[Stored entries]

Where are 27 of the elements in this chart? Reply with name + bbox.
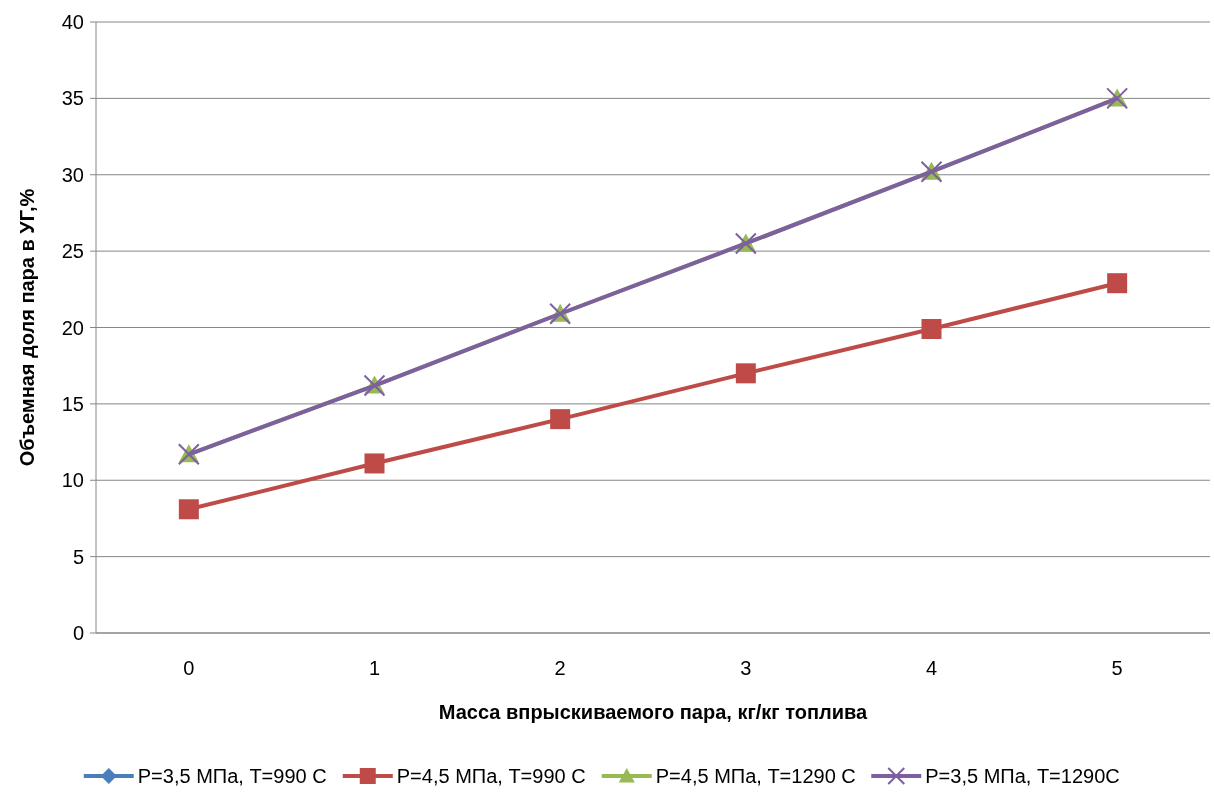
- point: [1107, 273, 1128, 294]
- legend-label: P=3,5 МПа, T=1290C: [925, 765, 1120, 787]
- x-axis-title: Масса впрыскиваемого пара, кг/кг топлива: [438, 701, 869, 723]
- x-tick-label: 4: [925, 657, 938, 679]
- x-tick-label: 5: [1111, 657, 1123, 679]
- y-tick-label: 25: [61, 240, 84, 263]
- y-tick-label: 35: [61, 87, 84, 110]
- legend-label: P=3,5 МПа, T=990 C: [137, 765, 327, 787]
- x-tick-label: 3: [740, 657, 752, 679]
- y-tick-label: 10: [61, 469, 84, 492]
- point: [178, 499, 199, 520]
- x-tick-label: 2: [554, 657, 566, 679]
- legend-label: P=4,5 МПа, T=1290 C: [655, 765, 856, 787]
- y-tick-label: 20: [61, 316, 84, 339]
- y-tick-label: 0: [72, 622, 84, 644]
- y-axis-title: Объемная доля пара в УГ,%: [16, 188, 38, 467]
- y-tick-label: 30: [61, 163, 84, 186]
- point: [921, 319, 942, 340]
- x-tick-label: 1: [368, 657, 381, 679]
- legend-label: P=4,5 МПа, T=990 C: [396, 765, 586, 787]
- point: [550, 409, 571, 430]
- point: [364, 453, 385, 474]
- point: [735, 363, 756, 384]
- y-tick-label: 5: [72, 545, 84, 568]
- y-tick-label: 15: [61, 392, 84, 415]
- y-tick-label: 40: [61, 11, 84, 33]
- x-tick-label: 0: [183, 657, 195, 679]
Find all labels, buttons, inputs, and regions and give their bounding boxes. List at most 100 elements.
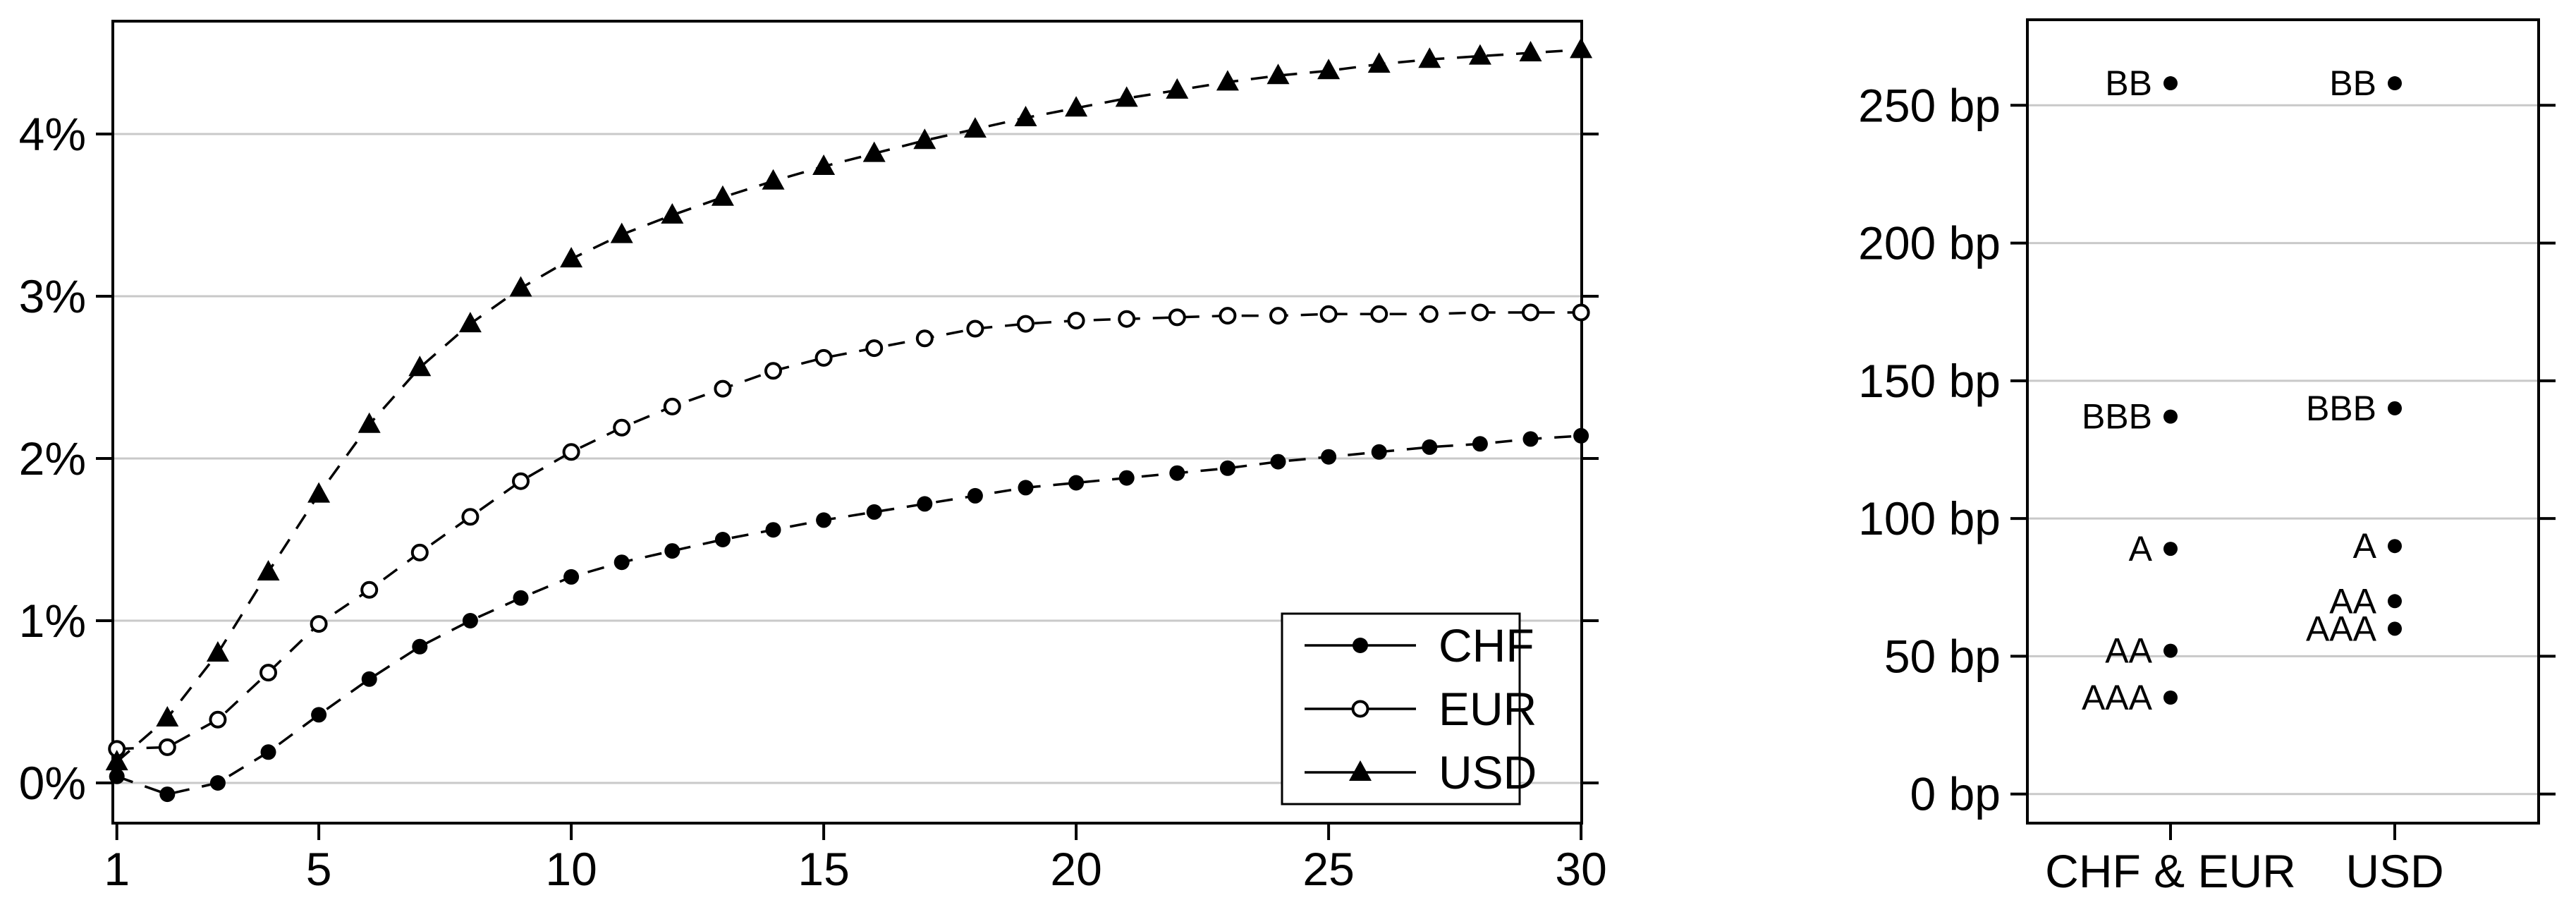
data-point-filled-triangle (1349, 760, 1372, 781)
data-point-filled-triangle (862, 141, 886, 162)
data-point-filled-triangle (1468, 44, 1491, 65)
data-point-filled-circle (1219, 460, 1235, 476)
rating-label: AA (2329, 581, 2376, 621)
spread-dot-CHF & EUR-A (2163, 542, 2178, 557)
data-point-open-circle (461, 508, 480, 526)
category-label: USD (2345, 845, 2443, 897)
rating-label: A (2129, 529, 2153, 569)
data-point-filled-circle (462, 613, 478, 628)
data-point-filled-circle (209, 775, 226, 791)
data-point-open-circle (360, 580, 379, 599)
data-point-filled-circle (1472, 436, 1488, 452)
data-point-filled-circle (1018, 480, 1034, 496)
data-point-open-circle (410, 543, 429, 561)
category-label: CHF & EUR (2045, 845, 2296, 897)
data-point-filled-triangle (206, 641, 229, 662)
x-axis-tick-label: 1 (104, 843, 130, 895)
data-point-open-circle (966, 320, 984, 338)
data-point-open-circle (512, 472, 530, 490)
data-point-filled-triangle (156, 706, 179, 726)
data-point-filled-triangle (1418, 47, 1441, 68)
data-point-open-circle (613, 418, 631, 437)
spread-dot-CHF & EUR-AA (2163, 643, 2178, 658)
data-point-filled-circle (1270, 454, 1286, 470)
data-point-filled-triangle (661, 203, 684, 224)
x-axis-tick-label: 25 (1302, 843, 1354, 895)
series-USD (105, 37, 1593, 771)
data-point-open-circle (865, 339, 884, 358)
data-point-open-circle (1219, 307, 1237, 325)
data-point-filled-circle (917, 496, 933, 512)
spread-dot-CHF & EUR-AAA (2163, 691, 2178, 705)
spread-dot-USD-BBB (2388, 401, 2402, 415)
data-point-filled-triangle (509, 276, 532, 297)
data-point-open-circle (1168, 308, 1186, 327)
spread-dot-USD-A (2388, 539, 2402, 554)
data-point-open-circle (663, 397, 681, 415)
data-point-filled-triangle (1115, 86, 1138, 107)
data-point-filled-circle (159, 786, 176, 803)
data-point-filled-triangle (358, 412, 381, 433)
data-point-filled-triangle (610, 222, 633, 243)
data-point-open-circle (915, 329, 934, 348)
x-axis-tick-label: 10 (545, 843, 597, 895)
data-point-open-circle (1420, 305, 1439, 323)
x-axis-tick-label: 5 (306, 843, 332, 895)
data-point-filled-triangle (1166, 78, 1189, 99)
series-CHF (109, 427, 1589, 803)
data-point-open-circle (562, 443, 580, 461)
data-point-filled-triangle (1519, 41, 1542, 61)
data-point-filled-circle (1422, 439, 1438, 455)
data-point-filled-circle (1353, 638, 1368, 653)
rating-label: AAA (2306, 609, 2377, 648)
data-point-filled-circle (412, 638, 428, 655)
data-point-open-circle (714, 379, 732, 398)
legend-label: CHF (1439, 619, 1534, 671)
left-plot-border (111, 20, 1583, 825)
data-point-filled-circle (1068, 475, 1085, 491)
data-point-filled-triangle (913, 128, 936, 150)
data-point-open-circle (1017, 315, 1034, 333)
data-point-filled-triangle (1014, 106, 1037, 126)
y-axis-tick-label: 0% (19, 757, 86, 809)
spread-dot-USD-BB (2388, 76, 2402, 91)
data-point-filled-triangle (458, 312, 482, 333)
rating-label: BBB (2306, 389, 2376, 428)
rating-label: AA (2105, 631, 2152, 671)
y-axis-tick-label: 2% (19, 432, 86, 485)
y-axis-tick-label: 3% (19, 270, 86, 322)
data-point-filled-circle (1169, 465, 1185, 481)
data-point-filled-circle (361, 671, 377, 687)
data-point-open-circle (1118, 310, 1136, 328)
spread-dot-USD-AAA (2388, 621, 2402, 636)
y-axis-tick-label: 1% (19, 595, 86, 647)
data-point-open-circle (310, 615, 328, 633)
data-point-filled-circle (311, 707, 327, 723)
spread-dot-USD-AA (2388, 594, 2402, 609)
x-axis-tick-label: 30 (1555, 843, 1606, 895)
right-plot-border (2026, 18, 2540, 825)
data-point-filled-triangle (307, 482, 331, 503)
data-point-open-circle (814, 348, 833, 367)
data-point-filled-triangle (1266, 63, 1290, 85)
rating-label: A (2353, 526, 2377, 566)
data-point-filled-triangle (711, 185, 734, 206)
y-axis-tick-label: 200 bp (1858, 217, 2001, 269)
series-line-CHF (116, 434, 1582, 796)
rating-label: BB (2329, 63, 2376, 103)
data-point-open-circle (1319, 305, 1338, 323)
data-point-filled-circle (1573, 427, 1589, 444)
data-point-filled-triangle (1317, 59, 1341, 80)
data-point-filled-triangle (105, 750, 128, 771)
data-point-filled-circle (513, 590, 529, 606)
data-point-open-circle (158, 738, 176, 756)
data-point-open-circle (1370, 305, 1388, 323)
rating-label: BBB (2082, 397, 2152, 437)
data-point-filled-circle (563, 569, 580, 585)
data-point-open-circle (1351, 700, 1369, 718)
data-point-filled-circle (967, 487, 983, 504)
series-line-USD (116, 48, 1582, 763)
y-axis-tick-label: 100 bp (1858, 492, 2001, 545)
data-point-filled-circle (664, 543, 680, 559)
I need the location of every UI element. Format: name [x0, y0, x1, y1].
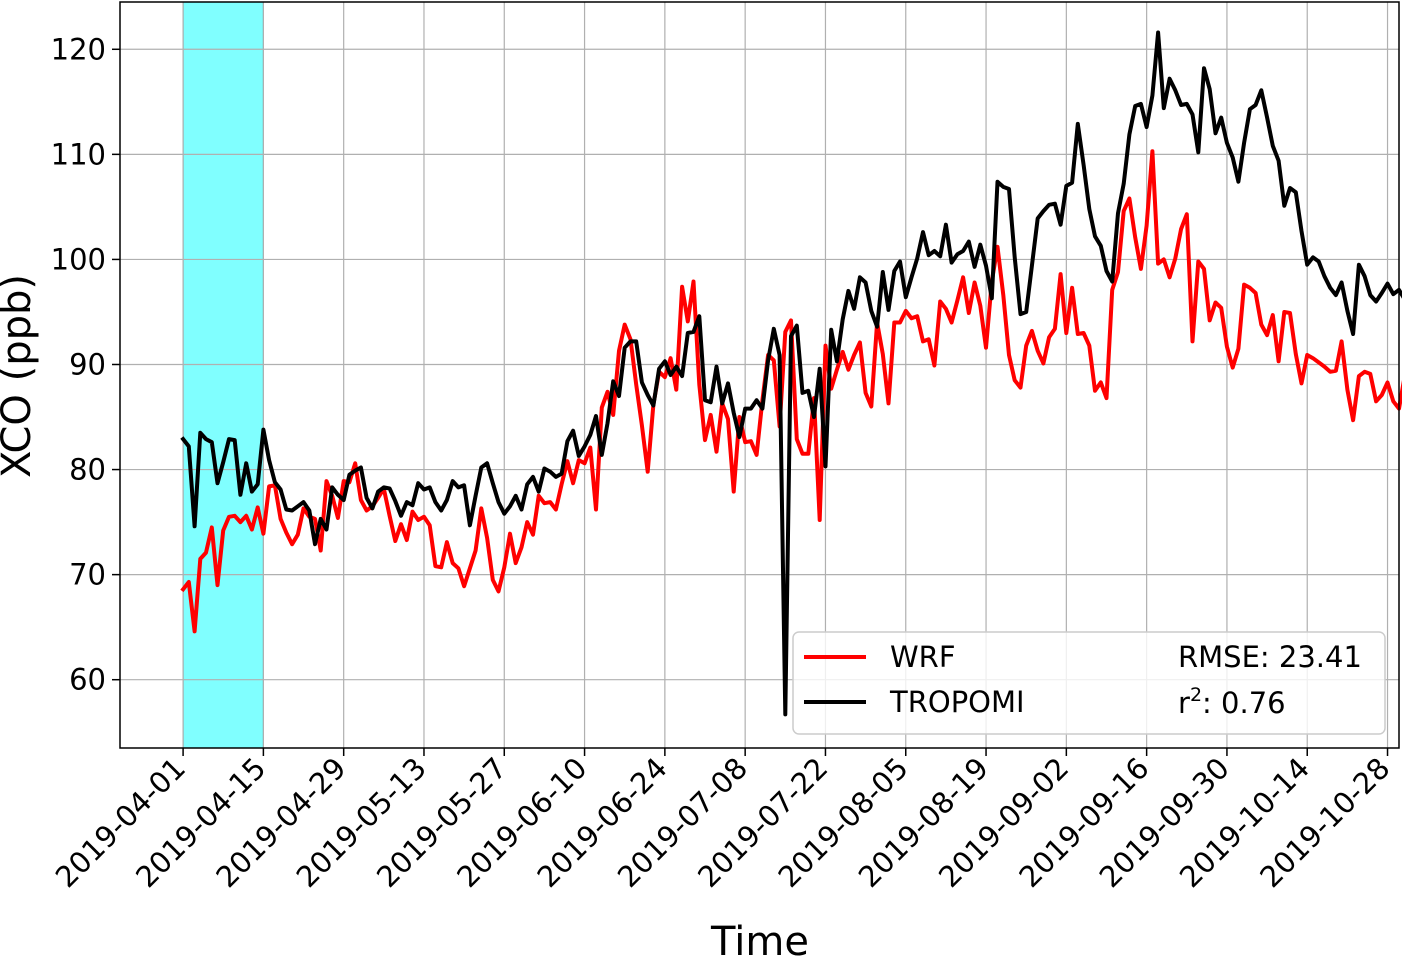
y-tick-label: 90: [69, 347, 106, 381]
legend-rmse: RMSE: 23.41: [1178, 640, 1362, 674]
legend: WRF TROPOMI RMSE: 23.41 r2: 0.76: [792, 631, 1386, 735]
series-line-tropomi: [180, 30, 1402, 717]
series-layer: [180, 30, 1402, 717]
legend-label-tropomi: TROPOMI: [889, 685, 1025, 719]
y-tick-label: 120: [51, 32, 106, 66]
y-tick-label: 80: [69, 453, 106, 487]
y-axis-label: XCO (ppb): [0, 274, 40, 478]
grid-lines: [120, 2, 1399, 748]
legend-box: [792, 631, 1386, 735]
legend-label-wrf: WRF: [890, 640, 956, 674]
y-tick-label: 60: [69, 663, 106, 697]
series-line-wrf: [180, 149, 1402, 634]
y-tick-label: 70: [69, 558, 106, 592]
y-axis: 60 70 80 90 100 110 120: [51, 32, 120, 697]
plot-frame: [119, 1, 1400, 749]
highlight-span: [182, 1, 264, 749]
legend-r2: r2: 0.76: [1178, 684, 1286, 720]
y-tick-label: 100: [51, 242, 106, 276]
y-tick-label: 110: [51, 137, 106, 171]
x-axis-label: Time: [710, 919, 809, 957]
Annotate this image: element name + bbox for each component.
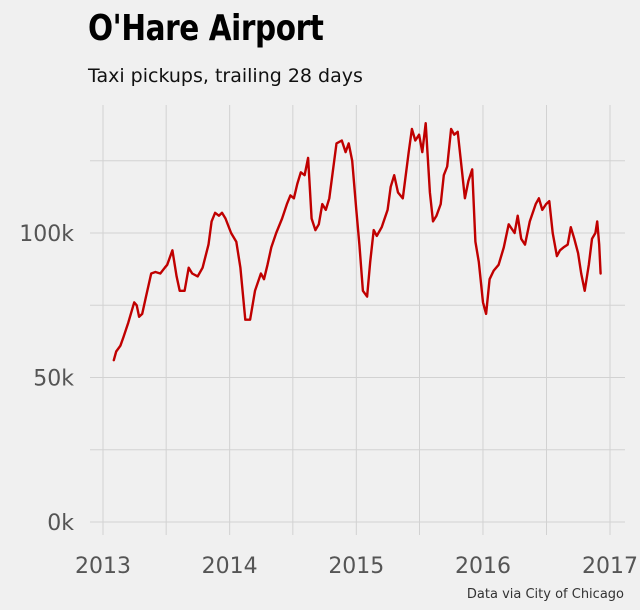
y-tick-label: 100k xyxy=(19,222,74,247)
y-tick-label: 0k xyxy=(47,511,74,536)
x-tick-label: 2014 xyxy=(202,554,258,579)
series-line xyxy=(112,121,602,362)
x-tick-label: 2015 xyxy=(328,554,384,579)
chart-subtitle: Taxi pickups, trailing 28 days xyxy=(88,65,363,87)
y-tick-label: 50k xyxy=(33,367,74,392)
chart-caption: Data via City of Chicago xyxy=(466,587,624,602)
gridlines xyxy=(90,105,625,535)
x-tick-label: 2013 xyxy=(75,554,131,579)
chart-title: O'Hare Airport xyxy=(88,8,324,49)
x-tick-label: 2016 xyxy=(455,554,511,579)
x-tick-label: 2017 xyxy=(582,554,638,579)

→ **Exercise objective**
Quote the records verbatim, from the line containing "y-tick-label: 100k xyxy=(19,222,74,247)" through the line containing "x-tick-label: 2013 xyxy=(75,554,131,579)", including both of those lines.

→ **Response**
y-tick-label: 100k xyxy=(19,222,74,247)
y-tick-label: 0k xyxy=(47,511,74,536)
x-tick-label: 2014 xyxy=(202,554,258,579)
series-line xyxy=(112,121,602,362)
x-tick-label: 2015 xyxy=(328,554,384,579)
chart-subtitle: Taxi pickups, trailing 28 days xyxy=(88,65,363,87)
y-tick-label: 50k xyxy=(33,367,74,392)
chart-caption: Data via City of Chicago xyxy=(466,587,624,602)
gridlines xyxy=(90,105,625,535)
x-tick-label: 2013 xyxy=(75,554,131,579)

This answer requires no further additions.